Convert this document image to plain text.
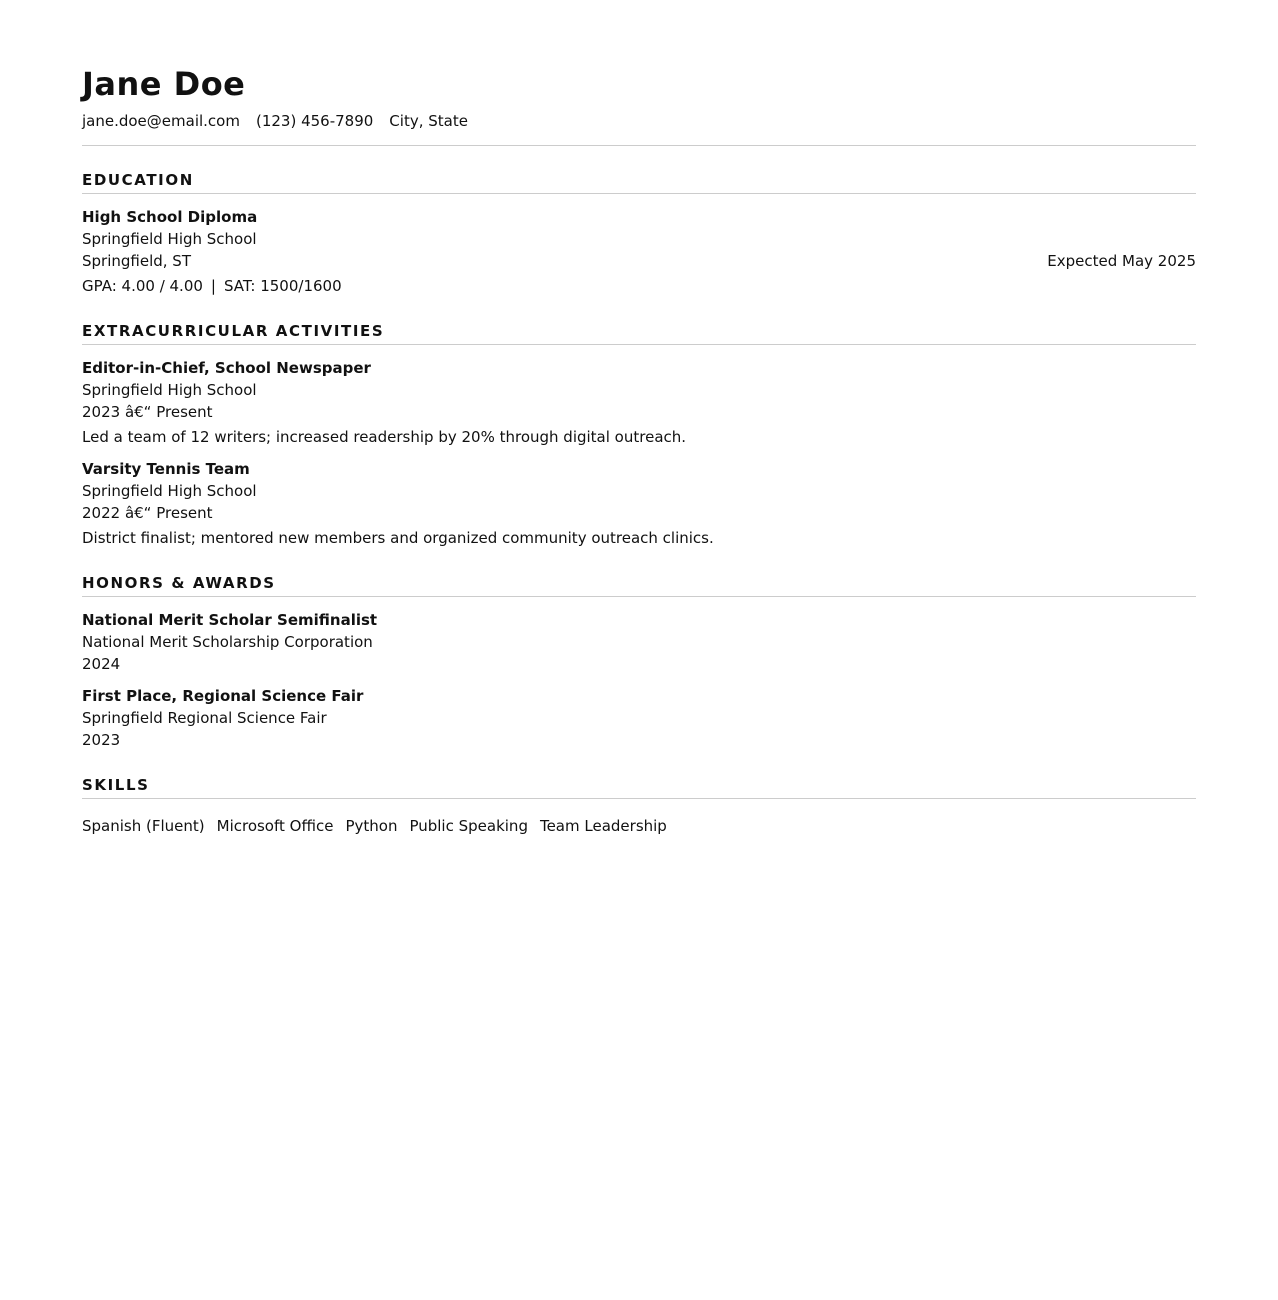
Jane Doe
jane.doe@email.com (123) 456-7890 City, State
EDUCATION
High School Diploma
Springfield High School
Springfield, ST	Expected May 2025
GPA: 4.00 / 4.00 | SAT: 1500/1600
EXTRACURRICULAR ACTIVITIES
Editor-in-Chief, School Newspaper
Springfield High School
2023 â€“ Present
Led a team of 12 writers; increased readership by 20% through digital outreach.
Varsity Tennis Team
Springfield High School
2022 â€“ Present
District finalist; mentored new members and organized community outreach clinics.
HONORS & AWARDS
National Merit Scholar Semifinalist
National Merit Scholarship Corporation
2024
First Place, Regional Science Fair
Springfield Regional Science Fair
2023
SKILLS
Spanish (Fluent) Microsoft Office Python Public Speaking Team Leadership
• • •
Ignore the images and quote every line of the listing exactly.

Convert this document image to plain text.
Jane Doe
jane.doe@email.com (123) 456-7890 City, State
EDUCATION
High School Diploma
Springfield High School
Springfield, ST	Expected May 2025
GPA: 4.00 / 4.00 | SAT: 1500/1600
EXTRACURRICULAR ACTIVITIES
Editor-in-Chief, School Newspaper
Springfield High School
2023 â€“ Present
Led a team of 12 writers; increased readership by 20% through digital outreach.
Varsity Tennis Team
Springfield High School
2022 â€“ Present
District finalist; mentored new members and organized community outreach clinics.
HONORS & AWARDS
National Merit Scholar Semifinalist
National Merit Scholarship Corporation
2024
First Place, Regional Science Fair
Springfield Regional Science Fair
2023
SKILLS
Spanish (Fluent) Microsoft Office Python Public Speaking Team Leadership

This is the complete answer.